## What the exercise asks
Search the records for the word "down" and pick out every line that has it.

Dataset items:
## START
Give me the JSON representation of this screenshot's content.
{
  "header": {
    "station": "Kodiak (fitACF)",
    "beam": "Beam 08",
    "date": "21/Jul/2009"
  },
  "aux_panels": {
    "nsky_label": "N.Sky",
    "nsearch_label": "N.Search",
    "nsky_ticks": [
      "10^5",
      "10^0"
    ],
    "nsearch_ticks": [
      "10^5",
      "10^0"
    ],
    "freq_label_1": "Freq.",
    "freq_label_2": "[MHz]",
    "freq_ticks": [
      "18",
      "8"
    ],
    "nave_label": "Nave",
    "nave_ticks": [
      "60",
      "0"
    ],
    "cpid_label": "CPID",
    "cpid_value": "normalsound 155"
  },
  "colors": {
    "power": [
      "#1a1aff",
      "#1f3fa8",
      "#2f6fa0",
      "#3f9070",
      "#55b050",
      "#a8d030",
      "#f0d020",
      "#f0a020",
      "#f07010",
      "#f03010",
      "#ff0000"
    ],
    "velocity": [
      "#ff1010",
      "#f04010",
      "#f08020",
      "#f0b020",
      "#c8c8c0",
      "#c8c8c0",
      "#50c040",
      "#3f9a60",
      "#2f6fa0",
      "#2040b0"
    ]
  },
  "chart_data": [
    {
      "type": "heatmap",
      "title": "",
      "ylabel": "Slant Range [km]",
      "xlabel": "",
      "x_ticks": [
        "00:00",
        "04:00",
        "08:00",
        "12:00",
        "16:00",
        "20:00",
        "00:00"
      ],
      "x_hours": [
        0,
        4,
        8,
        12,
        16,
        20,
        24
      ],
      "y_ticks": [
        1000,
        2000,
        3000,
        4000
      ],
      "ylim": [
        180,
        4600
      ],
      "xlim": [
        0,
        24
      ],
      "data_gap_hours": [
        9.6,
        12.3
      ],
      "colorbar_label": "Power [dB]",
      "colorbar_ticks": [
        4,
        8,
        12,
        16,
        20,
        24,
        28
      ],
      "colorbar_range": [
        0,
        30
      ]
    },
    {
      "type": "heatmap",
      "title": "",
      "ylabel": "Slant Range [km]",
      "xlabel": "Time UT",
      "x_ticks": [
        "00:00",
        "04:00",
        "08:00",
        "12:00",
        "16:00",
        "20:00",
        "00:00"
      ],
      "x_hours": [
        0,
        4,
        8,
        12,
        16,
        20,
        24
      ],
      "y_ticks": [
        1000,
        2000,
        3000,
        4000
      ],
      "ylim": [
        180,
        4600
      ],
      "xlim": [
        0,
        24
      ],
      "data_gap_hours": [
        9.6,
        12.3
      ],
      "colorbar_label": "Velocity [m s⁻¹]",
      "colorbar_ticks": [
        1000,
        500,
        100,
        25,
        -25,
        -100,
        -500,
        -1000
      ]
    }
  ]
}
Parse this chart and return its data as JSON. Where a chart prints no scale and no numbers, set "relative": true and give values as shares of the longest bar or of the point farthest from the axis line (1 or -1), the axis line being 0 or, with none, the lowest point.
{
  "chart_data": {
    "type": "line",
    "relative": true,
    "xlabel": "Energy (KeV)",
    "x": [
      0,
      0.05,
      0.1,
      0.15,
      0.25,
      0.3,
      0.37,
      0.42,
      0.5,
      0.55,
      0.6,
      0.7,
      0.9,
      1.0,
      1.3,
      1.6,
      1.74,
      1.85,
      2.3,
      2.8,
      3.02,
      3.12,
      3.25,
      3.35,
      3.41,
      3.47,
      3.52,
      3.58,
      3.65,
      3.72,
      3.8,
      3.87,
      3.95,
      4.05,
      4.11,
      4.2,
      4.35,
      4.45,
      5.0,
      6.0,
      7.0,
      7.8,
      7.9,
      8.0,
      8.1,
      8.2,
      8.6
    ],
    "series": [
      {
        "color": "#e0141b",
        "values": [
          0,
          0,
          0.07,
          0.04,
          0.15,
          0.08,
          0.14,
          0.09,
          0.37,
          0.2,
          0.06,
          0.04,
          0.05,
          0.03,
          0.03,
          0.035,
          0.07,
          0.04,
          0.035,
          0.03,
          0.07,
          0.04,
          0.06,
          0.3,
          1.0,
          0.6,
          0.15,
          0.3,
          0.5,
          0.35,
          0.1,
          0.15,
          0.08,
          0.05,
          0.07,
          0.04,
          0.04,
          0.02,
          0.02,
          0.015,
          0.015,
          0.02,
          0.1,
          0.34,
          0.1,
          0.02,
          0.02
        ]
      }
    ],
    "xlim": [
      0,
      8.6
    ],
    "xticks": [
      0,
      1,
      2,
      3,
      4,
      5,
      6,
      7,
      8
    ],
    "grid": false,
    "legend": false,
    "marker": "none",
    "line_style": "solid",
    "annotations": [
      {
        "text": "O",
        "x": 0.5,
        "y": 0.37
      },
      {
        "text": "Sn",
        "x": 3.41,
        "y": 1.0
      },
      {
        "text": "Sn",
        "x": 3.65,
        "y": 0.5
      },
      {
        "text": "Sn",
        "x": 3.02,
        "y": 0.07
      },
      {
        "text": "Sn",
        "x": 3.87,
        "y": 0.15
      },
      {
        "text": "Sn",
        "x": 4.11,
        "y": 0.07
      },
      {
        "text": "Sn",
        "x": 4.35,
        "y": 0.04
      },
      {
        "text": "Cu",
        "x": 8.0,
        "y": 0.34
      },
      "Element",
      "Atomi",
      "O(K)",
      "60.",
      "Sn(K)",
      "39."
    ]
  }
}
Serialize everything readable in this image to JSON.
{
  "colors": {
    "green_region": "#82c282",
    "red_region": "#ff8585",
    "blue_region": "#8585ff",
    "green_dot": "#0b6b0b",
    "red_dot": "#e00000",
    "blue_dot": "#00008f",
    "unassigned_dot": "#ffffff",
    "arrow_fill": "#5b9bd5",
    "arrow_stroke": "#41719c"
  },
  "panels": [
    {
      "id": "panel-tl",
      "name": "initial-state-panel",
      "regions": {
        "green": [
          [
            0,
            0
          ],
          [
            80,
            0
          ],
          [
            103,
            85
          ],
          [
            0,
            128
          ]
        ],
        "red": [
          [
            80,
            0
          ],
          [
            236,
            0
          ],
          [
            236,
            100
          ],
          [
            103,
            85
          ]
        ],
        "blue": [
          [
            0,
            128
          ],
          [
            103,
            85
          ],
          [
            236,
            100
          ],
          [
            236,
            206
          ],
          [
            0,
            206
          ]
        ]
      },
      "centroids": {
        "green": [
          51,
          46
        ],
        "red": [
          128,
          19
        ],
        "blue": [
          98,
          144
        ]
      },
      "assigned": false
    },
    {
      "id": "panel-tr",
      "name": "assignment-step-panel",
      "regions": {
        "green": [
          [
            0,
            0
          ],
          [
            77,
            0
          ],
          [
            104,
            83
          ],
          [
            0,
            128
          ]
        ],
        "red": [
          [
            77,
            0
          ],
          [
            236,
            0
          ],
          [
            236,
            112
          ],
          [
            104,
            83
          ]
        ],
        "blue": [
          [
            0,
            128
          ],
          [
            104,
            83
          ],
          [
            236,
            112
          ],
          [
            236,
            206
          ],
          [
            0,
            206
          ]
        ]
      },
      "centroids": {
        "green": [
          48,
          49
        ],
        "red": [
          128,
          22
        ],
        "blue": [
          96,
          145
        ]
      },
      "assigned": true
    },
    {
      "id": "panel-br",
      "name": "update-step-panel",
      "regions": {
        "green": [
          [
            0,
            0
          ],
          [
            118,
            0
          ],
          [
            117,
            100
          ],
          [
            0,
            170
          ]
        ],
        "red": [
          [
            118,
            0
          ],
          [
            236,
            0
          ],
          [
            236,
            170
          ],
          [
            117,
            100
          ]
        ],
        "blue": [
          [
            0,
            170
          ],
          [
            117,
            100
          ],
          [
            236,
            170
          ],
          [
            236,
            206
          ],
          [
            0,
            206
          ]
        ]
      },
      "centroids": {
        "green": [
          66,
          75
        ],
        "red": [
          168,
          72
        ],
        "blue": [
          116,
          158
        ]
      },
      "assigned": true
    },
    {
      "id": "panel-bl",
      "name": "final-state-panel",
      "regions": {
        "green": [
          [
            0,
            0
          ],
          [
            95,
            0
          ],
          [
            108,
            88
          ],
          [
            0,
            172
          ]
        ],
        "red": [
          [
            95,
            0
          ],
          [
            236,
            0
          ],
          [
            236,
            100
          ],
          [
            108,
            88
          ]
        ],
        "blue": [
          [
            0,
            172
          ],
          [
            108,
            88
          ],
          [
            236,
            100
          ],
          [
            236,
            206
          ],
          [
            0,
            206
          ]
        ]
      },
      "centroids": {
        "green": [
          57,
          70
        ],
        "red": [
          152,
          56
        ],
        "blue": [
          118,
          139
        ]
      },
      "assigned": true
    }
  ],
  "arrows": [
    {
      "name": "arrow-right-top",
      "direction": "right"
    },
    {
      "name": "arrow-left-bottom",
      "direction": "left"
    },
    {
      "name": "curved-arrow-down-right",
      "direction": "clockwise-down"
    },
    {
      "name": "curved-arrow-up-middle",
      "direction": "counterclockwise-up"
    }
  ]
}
## END
## Finished task
      "name": "curved-arrow-down-right",
      "direction": "clockwise-down"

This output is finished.